In the material below, the lines containing the word "проекта" are required; copy each of them.

# INFORMATION GIVEN:
◇ ◇ ◇ ◇ ◇ ◇ ◇
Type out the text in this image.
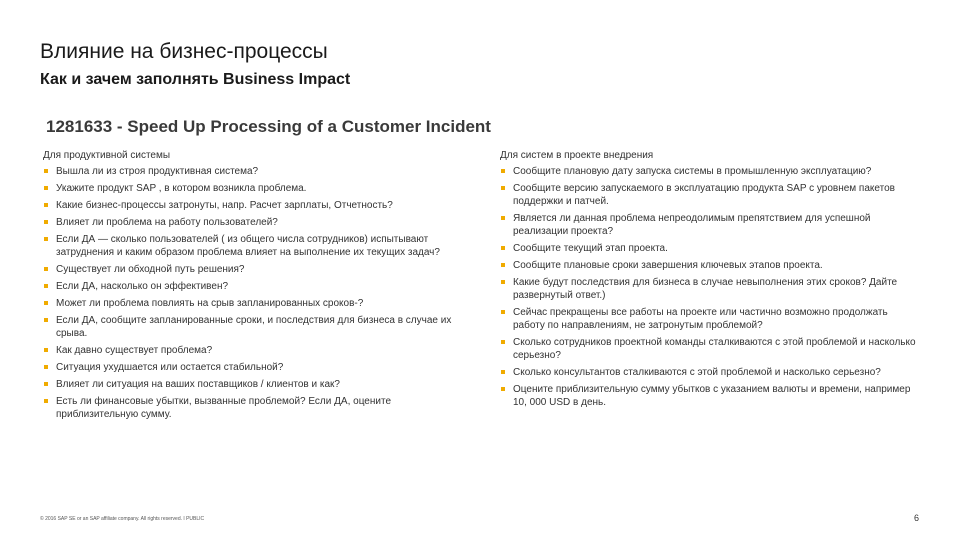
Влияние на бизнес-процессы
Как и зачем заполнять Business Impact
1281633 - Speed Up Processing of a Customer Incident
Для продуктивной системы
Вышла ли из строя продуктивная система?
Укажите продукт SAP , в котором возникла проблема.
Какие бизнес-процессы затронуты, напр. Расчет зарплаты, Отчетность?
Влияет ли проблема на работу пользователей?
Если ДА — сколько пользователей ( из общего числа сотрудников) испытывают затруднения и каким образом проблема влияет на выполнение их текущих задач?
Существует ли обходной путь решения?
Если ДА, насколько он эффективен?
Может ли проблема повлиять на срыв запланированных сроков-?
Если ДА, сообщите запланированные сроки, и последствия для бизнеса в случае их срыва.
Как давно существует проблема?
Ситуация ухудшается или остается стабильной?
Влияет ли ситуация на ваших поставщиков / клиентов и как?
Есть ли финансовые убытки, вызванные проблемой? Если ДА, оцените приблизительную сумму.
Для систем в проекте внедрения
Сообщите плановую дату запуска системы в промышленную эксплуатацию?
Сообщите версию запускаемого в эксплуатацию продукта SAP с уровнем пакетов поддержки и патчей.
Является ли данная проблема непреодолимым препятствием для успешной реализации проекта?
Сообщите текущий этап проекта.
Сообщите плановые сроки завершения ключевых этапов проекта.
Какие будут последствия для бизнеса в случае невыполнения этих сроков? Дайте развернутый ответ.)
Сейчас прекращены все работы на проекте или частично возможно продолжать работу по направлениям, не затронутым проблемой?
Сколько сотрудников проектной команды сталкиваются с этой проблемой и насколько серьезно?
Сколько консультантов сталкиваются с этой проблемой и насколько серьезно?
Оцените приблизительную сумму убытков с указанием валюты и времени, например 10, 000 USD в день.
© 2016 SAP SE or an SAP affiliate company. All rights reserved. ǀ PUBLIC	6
◇ ◇ ◇ ◇ ◇ ◇ ◇
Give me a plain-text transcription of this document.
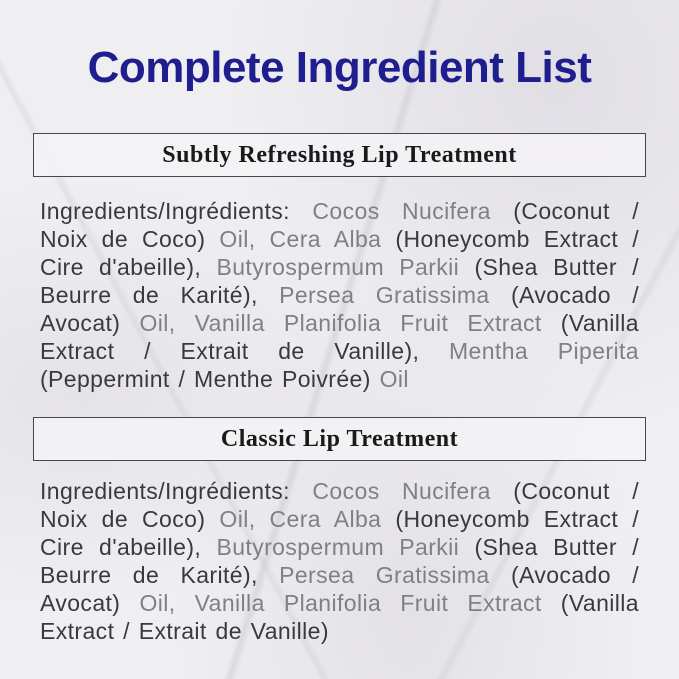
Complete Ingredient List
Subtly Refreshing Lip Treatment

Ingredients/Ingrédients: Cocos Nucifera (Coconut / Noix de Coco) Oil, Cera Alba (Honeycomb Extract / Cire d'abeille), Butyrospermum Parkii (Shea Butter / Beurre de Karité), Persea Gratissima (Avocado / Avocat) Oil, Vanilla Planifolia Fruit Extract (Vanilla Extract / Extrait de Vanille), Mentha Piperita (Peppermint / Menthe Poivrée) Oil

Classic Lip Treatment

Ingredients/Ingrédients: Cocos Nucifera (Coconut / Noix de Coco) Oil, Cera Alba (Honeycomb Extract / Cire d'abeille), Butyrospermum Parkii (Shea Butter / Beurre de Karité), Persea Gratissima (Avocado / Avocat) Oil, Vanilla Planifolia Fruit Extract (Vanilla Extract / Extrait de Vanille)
◇ ◇ ◇ ◇ ◇ ◇ ◇
# SOLUTION TO THE PROBLEM:
Является ли данная проблема непреодолимым препятствием для успешной реализации проекта?
Сообщите текущий этап проекта.
Сообщите плановые сроки завершения ключевых этапов проекта.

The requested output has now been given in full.